- Task to complete -
Pick every line with "image" from the material below.

- Supplied data -
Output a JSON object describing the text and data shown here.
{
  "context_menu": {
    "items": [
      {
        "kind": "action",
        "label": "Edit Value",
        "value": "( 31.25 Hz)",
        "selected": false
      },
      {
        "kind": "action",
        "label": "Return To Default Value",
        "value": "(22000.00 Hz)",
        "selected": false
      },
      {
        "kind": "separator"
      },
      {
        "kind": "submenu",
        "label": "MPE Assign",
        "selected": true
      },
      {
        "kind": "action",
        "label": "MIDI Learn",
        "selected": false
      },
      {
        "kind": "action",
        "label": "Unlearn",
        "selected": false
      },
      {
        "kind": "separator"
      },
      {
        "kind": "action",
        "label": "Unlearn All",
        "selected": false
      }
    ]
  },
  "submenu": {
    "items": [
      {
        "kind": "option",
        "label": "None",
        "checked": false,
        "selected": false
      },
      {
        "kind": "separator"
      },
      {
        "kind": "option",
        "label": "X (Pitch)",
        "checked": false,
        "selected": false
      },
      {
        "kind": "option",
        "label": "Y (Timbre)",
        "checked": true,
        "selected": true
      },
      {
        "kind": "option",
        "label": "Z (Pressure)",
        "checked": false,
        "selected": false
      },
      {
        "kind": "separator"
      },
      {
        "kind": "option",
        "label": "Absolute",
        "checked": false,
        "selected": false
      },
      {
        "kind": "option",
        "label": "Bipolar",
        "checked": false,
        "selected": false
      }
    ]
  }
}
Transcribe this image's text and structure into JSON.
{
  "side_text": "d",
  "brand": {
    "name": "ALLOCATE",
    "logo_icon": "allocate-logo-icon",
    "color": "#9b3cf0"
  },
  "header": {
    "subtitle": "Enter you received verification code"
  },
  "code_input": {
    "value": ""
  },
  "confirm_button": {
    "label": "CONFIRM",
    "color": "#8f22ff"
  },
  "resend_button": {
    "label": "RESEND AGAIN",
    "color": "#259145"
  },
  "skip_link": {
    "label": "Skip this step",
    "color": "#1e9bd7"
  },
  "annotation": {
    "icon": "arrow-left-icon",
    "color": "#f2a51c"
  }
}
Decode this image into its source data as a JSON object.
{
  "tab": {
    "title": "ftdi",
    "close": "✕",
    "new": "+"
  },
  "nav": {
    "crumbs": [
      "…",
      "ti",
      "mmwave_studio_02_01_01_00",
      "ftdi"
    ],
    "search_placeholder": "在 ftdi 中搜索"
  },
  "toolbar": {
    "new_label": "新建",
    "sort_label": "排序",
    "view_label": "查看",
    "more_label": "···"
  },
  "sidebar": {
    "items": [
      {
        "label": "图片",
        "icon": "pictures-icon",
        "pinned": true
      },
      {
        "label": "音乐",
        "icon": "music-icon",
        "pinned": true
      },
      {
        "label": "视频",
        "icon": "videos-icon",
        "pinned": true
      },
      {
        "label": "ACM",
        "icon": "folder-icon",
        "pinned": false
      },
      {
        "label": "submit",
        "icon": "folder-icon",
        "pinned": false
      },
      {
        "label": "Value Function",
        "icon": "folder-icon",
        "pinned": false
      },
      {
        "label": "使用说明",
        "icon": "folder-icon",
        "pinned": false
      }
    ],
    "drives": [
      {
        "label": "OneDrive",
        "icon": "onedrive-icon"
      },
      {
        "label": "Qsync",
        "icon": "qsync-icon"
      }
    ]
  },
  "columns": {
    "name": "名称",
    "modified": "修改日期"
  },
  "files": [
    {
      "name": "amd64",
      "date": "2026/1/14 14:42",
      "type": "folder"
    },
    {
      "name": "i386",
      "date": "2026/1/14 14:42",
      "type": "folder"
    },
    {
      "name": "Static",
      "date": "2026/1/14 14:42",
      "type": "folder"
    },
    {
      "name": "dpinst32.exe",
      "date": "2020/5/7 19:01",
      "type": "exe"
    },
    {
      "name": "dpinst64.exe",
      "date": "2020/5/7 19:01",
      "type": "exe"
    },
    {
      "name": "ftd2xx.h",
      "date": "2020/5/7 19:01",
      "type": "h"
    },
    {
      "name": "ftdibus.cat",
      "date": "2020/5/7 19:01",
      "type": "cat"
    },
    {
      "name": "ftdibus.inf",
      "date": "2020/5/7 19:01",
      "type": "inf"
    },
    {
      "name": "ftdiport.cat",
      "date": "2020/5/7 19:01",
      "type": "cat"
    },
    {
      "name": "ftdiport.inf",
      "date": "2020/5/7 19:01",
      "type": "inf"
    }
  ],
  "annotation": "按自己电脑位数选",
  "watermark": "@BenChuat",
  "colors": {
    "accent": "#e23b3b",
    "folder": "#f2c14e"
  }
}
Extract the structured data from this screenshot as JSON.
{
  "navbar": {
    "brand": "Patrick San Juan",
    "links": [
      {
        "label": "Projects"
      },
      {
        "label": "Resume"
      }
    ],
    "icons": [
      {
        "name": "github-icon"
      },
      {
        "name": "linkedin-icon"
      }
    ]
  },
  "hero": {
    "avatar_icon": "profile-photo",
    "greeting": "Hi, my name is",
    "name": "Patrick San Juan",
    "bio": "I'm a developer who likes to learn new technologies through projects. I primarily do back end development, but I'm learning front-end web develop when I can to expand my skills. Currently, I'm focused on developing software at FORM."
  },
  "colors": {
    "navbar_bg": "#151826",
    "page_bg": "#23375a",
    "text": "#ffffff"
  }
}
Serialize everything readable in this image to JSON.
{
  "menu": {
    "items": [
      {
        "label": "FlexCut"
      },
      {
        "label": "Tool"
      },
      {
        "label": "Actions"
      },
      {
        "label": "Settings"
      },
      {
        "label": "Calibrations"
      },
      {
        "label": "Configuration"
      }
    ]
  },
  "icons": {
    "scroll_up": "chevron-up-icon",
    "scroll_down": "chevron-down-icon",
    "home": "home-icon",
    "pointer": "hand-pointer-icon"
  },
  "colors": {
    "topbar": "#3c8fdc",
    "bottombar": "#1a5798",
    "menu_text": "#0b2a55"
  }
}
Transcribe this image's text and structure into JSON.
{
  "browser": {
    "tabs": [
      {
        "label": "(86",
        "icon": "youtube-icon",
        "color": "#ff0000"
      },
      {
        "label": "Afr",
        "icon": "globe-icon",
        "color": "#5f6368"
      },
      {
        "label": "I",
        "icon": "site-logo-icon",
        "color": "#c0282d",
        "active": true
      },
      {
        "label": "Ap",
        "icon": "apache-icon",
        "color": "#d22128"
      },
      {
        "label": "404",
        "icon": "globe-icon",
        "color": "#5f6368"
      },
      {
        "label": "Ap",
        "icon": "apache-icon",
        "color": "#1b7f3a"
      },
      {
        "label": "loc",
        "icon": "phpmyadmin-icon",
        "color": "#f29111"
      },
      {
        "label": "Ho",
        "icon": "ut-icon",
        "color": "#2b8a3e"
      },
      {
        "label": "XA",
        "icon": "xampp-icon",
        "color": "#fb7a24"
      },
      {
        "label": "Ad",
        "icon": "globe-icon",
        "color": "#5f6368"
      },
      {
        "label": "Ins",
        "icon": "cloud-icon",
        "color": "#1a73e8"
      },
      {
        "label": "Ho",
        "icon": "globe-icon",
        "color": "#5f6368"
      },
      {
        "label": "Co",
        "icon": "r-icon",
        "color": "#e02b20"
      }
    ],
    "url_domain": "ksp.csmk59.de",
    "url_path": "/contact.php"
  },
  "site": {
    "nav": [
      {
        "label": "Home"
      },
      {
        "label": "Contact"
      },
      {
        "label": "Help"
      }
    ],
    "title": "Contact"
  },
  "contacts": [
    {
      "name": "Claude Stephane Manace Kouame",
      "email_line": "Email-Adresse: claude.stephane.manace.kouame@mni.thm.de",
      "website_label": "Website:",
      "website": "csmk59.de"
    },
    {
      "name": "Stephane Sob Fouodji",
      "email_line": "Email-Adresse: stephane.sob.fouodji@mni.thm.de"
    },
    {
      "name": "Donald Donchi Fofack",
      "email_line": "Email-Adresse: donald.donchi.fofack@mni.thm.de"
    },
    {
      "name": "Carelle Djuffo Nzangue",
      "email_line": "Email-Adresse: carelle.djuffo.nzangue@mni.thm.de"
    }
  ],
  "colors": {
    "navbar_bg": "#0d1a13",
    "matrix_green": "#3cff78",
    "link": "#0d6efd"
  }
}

- Written solution -
Transcribe this image's text and structure into JSON.
Decode this image into its source data as a JSON object.
Serialize everything readable in this image to JSON.
Transcribe this image's text and structure into JSON.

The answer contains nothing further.